• [INSTRUCTIONS FOR THE TASK]:
From the listing below, extract every line containing "name".

Begin

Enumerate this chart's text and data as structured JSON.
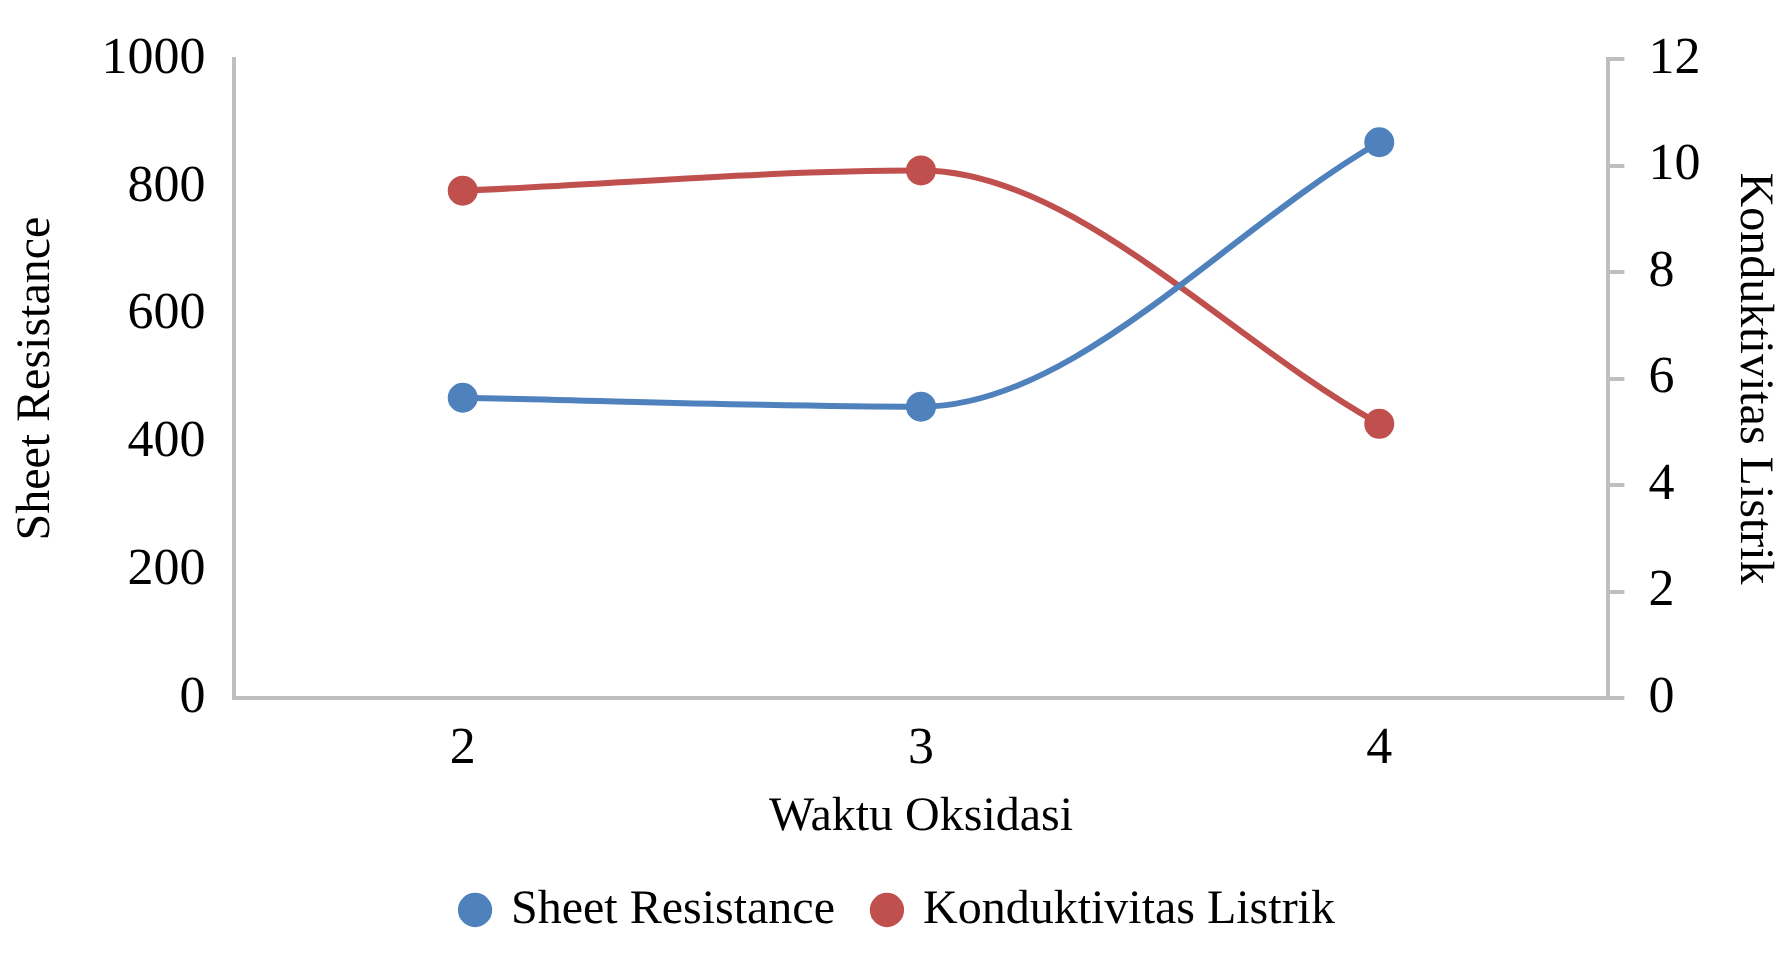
{
  "chart_data": {
    "type": "line",
    "categories": [
      "2",
      "3",
      "4"
    ],
    "xlabel": "Waktu Oksidasi",
    "ylabel": "Sheet Resistance",
    "y2label": "Konduktivitas Listrik",
    "series": [
      {
        "name": "Sheet Resistance",
        "color": "#4f81bd",
        "values": [
          470,
          456,
          870
        ]
      },
      {
        "name": "Konduktivitas Listrik",
        "color": "#c0504d",
        "values": [
          9.53,
          9.91,
          5.15
        ],
        "axis": "y2"
      }
    ],
    "ylim": [
      0,
      1000
    ],
    "yticks": [
      0,
      200,
      400,
      600,
      800,
      1000
    ],
    "y2lim": [
      0,
      12
    ],
    "y2ticks": [
      0,
      2,
      4,
      6,
      8,
      10,
      12
    ],
    "grid": false,
    "legend": "bottom",
    "marker": "circle"
  }
}
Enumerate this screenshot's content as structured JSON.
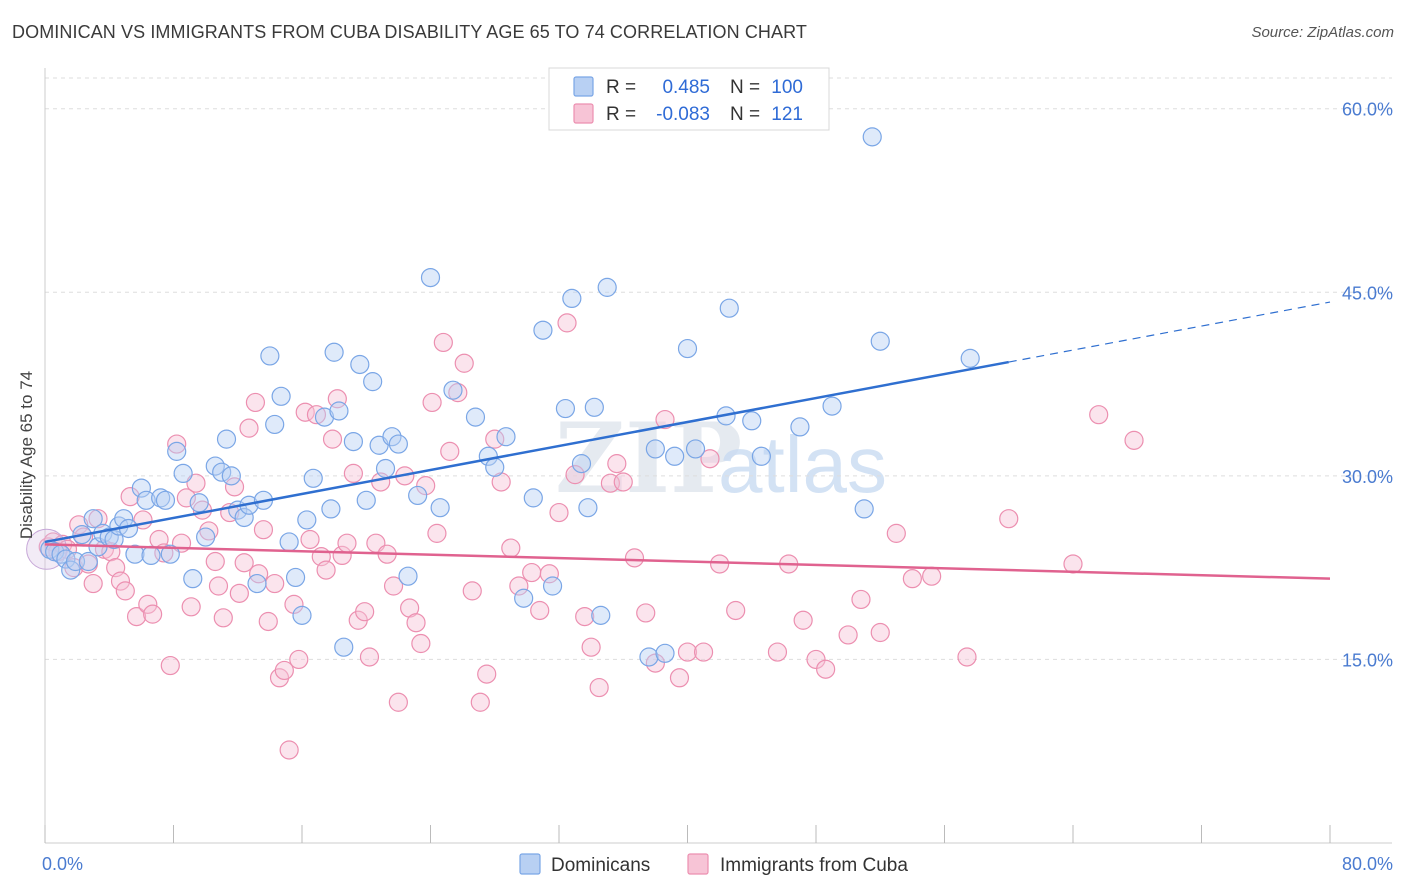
{
  "title": "DOMINICAN VS IMMIGRANTS FROM CUBA DISABILITY AGE 65 TO 74 CORRELATION CHART",
  "source": "Source: ZipAtlas.com",
  "watermark": {
    "zip": "ZIP",
    "atlas": "atlas"
  },
  "colors": {
    "blue": "#7aa6e6",
    "blue_fill": "#b8d0f3",
    "blue_line": "#2f6fd0",
    "pink": "#ec8fb0",
    "pink_fill": "#f7c4d6",
    "pink_line": "#e0628f",
    "grid": "#dddddd",
    "tick_text": "#4a7bd0"
  },
  "legend": {
    "r_label": "R =",
    "n_label": "N =",
    "rows": [
      {
        "r": "0.485",
        "n": "100"
      },
      {
        "r": "-0.083",
        "n": "121"
      }
    ]
  },
  "bottom_legend": [
    "Dominicans",
    "Immigrants from Cuba"
  ],
  "chart_data": {
    "type": "scatter",
    "xlabel": "",
    "ylabel": "Disability Age 65 to 74",
    "xlim": [
      0,
      80
    ],
    "ylim": [
      0,
      63
    ],
    "x_tick_labels": [
      "0.0%",
      "80.0%"
    ],
    "y_ticks": [
      15,
      30,
      45,
      60
    ],
    "y_tick_labels": [
      "15.0%",
      "30.0%",
      "45.0%",
      "60.0%"
    ],
    "grid": true,
    "legend_position": "top-center",
    "series": [
      {
        "name": "Dominicans",
        "trend": {
          "x0": 0,
          "y0": 24.6,
          "x1": 60,
          "y1": 39.3,
          "dash_to_x": 80,
          "dash_to_y": 44.2
        },
        "points": [
          [
            0.3,
            24
          ],
          [
            0.6,
            23.8
          ],
          [
            1,
            23.6
          ],
          [
            1.3,
            23.2
          ],
          [
            1.6,
            22.3
          ],
          [
            1.9,
            23
          ],
          [
            2.3,
            25.2
          ],
          [
            2.7,
            23
          ],
          [
            3,
            26.5
          ],
          [
            3.3,
            24.2
          ],
          [
            3.6,
            25.3
          ],
          [
            4,
            25
          ],
          [
            4.3,
            24.8
          ],
          [
            4.6,
            25.9
          ],
          [
            4.9,
            26.5
          ],
          [
            5.2,
            25.7
          ],
          [
            5.6,
            23.6
          ],
          [
            6,
            29
          ],
          [
            6.3,
            28
          ],
          [
            6.6,
            23.5
          ],
          [
            7.2,
            28.2
          ],
          [
            7.5,
            28
          ],
          [
            7.8,
            23.6
          ],
          [
            8.2,
            32
          ],
          [
            8.6,
            30.2
          ],
          [
            9.2,
            21.6
          ],
          [
            9.6,
            27.8
          ],
          [
            10,
            25
          ],
          [
            10.6,
            30.8
          ],
          [
            11,
            30.3
          ],
          [
            11.3,
            33
          ],
          [
            11.6,
            30
          ],
          [
            12,
            27.2
          ],
          [
            12.4,
            26.6
          ],
          [
            12.7,
            27.6
          ],
          [
            13.2,
            21.2
          ],
          [
            13.6,
            28
          ],
          [
            14,
            39.8
          ],
          [
            14.3,
            34.2
          ],
          [
            14.7,
            36.5
          ],
          [
            15.2,
            24.6
          ],
          [
            15.6,
            21.7
          ],
          [
            16,
            18.6
          ],
          [
            16.3,
            26.4
          ],
          [
            16.7,
            29.8
          ],
          [
            17.4,
            34.8
          ],
          [
            17.8,
            27.3
          ],
          [
            18,
            40.1
          ],
          [
            18.3,
            35.3
          ],
          [
            18.6,
            16
          ],
          [
            19.2,
            32.8
          ],
          [
            19.6,
            39.1
          ],
          [
            20,
            28
          ],
          [
            20.4,
            37.7
          ],
          [
            20.8,
            32.5
          ],
          [
            21.2,
            30.6
          ],
          [
            21.6,
            33.2
          ],
          [
            22,
            32.6
          ],
          [
            22.6,
            21.8
          ],
          [
            23.2,
            28.4
          ],
          [
            24,
            46.2
          ],
          [
            24.6,
            27.4
          ],
          [
            25.4,
            37
          ],
          [
            26.8,
            34.8
          ],
          [
            27.6,
            31.6
          ],
          [
            28,
            30.7
          ],
          [
            28.7,
            33.2
          ],
          [
            29.8,
            20
          ],
          [
            30.4,
            28.2
          ],
          [
            31,
            41.9
          ],
          [
            31.6,
            21
          ],
          [
            32.4,
            35.5
          ],
          [
            32.8,
            44.5
          ],
          [
            33.4,
            31
          ],
          [
            33.8,
            27.4
          ],
          [
            34.2,
            35.6
          ],
          [
            34.6,
            18.6
          ],
          [
            35,
            45.4
          ],
          [
            37.6,
            15.2
          ],
          [
            38,
            32.2
          ],
          [
            38.6,
            15.5
          ],
          [
            39.2,
            31.6
          ],
          [
            40.5,
            32.2
          ],
          [
            40,
            40.4
          ],
          [
            42.4,
            34.9
          ],
          [
            42.6,
            43.7
          ],
          [
            44,
            34.5
          ],
          [
            44.6,
            31.6
          ],
          [
            47,
            34
          ],
          [
            49,
            35.7
          ],
          [
            51,
            27.3
          ],
          [
            52,
            41
          ],
          [
            57.6,
            39.6
          ],
          [
            51.5,
            57.7
          ]
        ]
      },
      {
        "name": "Immigrants from Cuba",
        "trend": {
          "x0": 0,
          "y0": 24.4,
          "x1": 80,
          "y1": 21.6
        },
        "points": [
          [
            0.2,
            24.2
          ],
          [
            0.5,
            24.6
          ],
          [
            0.8,
            23.8
          ],
          [
            1.1,
            24.4
          ],
          [
            1.4,
            24
          ],
          [
            1.8,
            22.5
          ],
          [
            2.1,
            26
          ],
          [
            2.4,
            25
          ],
          [
            2.7,
            22.8
          ],
          [
            3,
            21.2
          ],
          [
            3.3,
            26.5
          ],
          [
            3.7,
            24
          ],
          [
            4.1,
            23.8
          ],
          [
            4.4,
            22.5
          ],
          [
            4.7,
            21.4
          ],
          [
            5,
            20.6
          ],
          [
            5.3,
            28.3
          ],
          [
            5.7,
            18.5
          ],
          [
            6.1,
            26.4
          ],
          [
            6.4,
            19.5
          ],
          [
            6.7,
            18.7
          ],
          [
            7.1,
            24.8
          ],
          [
            7.4,
            23.7
          ],
          [
            7.8,
            14.5
          ],
          [
            8.2,
            32.6
          ],
          [
            8.5,
            24.5
          ],
          [
            8.8,
            28.2
          ],
          [
            9.1,
            19.3
          ],
          [
            9.4,
            29.4
          ],
          [
            9.8,
            27.2
          ],
          [
            10.2,
            25.5
          ],
          [
            10.6,
            23
          ],
          [
            10.8,
            21
          ],
          [
            11.1,
            18.4
          ],
          [
            11.5,
            27
          ],
          [
            11.8,
            29.1
          ],
          [
            12.1,
            20.4
          ],
          [
            12.4,
            22.9
          ],
          [
            12.7,
            33.9
          ],
          [
            13.1,
            36
          ],
          [
            13.3,
            22
          ],
          [
            13.6,
            25.6
          ],
          [
            13.9,
            18.1
          ],
          [
            14.3,
            21.2
          ],
          [
            14.6,
            13.5
          ],
          [
            14.9,
            14.1
          ],
          [
            15.2,
            7.6
          ],
          [
            15.5,
            19.5
          ],
          [
            15.8,
            15
          ],
          [
            16.2,
            35.2
          ],
          [
            16.5,
            24.8
          ],
          [
            16.9,
            35
          ],
          [
            17.2,
            23.4
          ],
          [
            17.5,
            22.3
          ],
          [
            17.9,
            33
          ],
          [
            18.2,
            36.3
          ],
          [
            18.5,
            23.5
          ],
          [
            18.8,
            24.5
          ],
          [
            19.2,
            30.2
          ],
          [
            19.5,
            18.2
          ],
          [
            19.9,
            18.9
          ],
          [
            20.2,
            15.2
          ],
          [
            20.6,
            24.5
          ],
          [
            20.9,
            29.5
          ],
          [
            21.3,
            23.6
          ],
          [
            21.7,
            21
          ],
          [
            22,
            11.5
          ],
          [
            22.4,
            30
          ],
          [
            22.7,
            19.2
          ],
          [
            23.1,
            18
          ],
          [
            23.4,
            16.3
          ],
          [
            23.7,
            29.2
          ],
          [
            24.1,
            36
          ],
          [
            24.4,
            25.3
          ],
          [
            24.8,
            40.9
          ],
          [
            25.2,
            32
          ],
          [
            25.7,
            36.8
          ],
          [
            26.1,
            39.2
          ],
          [
            26.6,
            20.6
          ],
          [
            27.1,
            11.5
          ],
          [
            27.5,
            13.8
          ],
          [
            28,
            33
          ],
          [
            28.4,
            29.5
          ],
          [
            29,
            24.1
          ],
          [
            29.5,
            21
          ],
          [
            30.3,
            22.1
          ],
          [
            30.8,
            19
          ],
          [
            31.4,
            22
          ],
          [
            32,
            27
          ],
          [
            32.5,
            42.5
          ],
          [
            33,
            30.1
          ],
          [
            33.6,
            18.5
          ],
          [
            34,
            16
          ],
          [
            34.5,
            12.7
          ],
          [
            35.2,
            29.4
          ],
          [
            35.6,
            31
          ],
          [
            36,
            29.5
          ],
          [
            36.7,
            23.3
          ],
          [
            37.4,
            18.8
          ],
          [
            38,
            14.7
          ],
          [
            38.6,
            34.6
          ],
          [
            39.5,
            13.5
          ],
          [
            40,
            15.6
          ],
          [
            41,
            15.6
          ],
          [
            41.4,
            31.4
          ],
          [
            42,
            22.8
          ],
          [
            43,
            19
          ],
          [
            45.6,
            15.6
          ],
          [
            46.3,
            22.8
          ],
          [
            47.2,
            18.2
          ],
          [
            48,
            15
          ],
          [
            48.6,
            14.2
          ],
          [
            50,
            17
          ],
          [
            50.8,
            19.9
          ],
          [
            52,
            17.2
          ],
          [
            53,
            25.3
          ],
          [
            54,
            21.6
          ],
          [
            55.2,
            21.8
          ],
          [
            57.4,
            15.2
          ],
          [
            60,
            26.5
          ],
          [
            64,
            22.8
          ],
          [
            65.6,
            35
          ],
          [
            67.8,
            32.9
          ]
        ]
      }
    ]
  }
}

End

• [WRITTEN REPLY]:
        "name": "Sheet Resistance",
        "name": "Konduktivitas Listrik",
        "name": "Dominicans",
        "name": "Immigrants from Cuba",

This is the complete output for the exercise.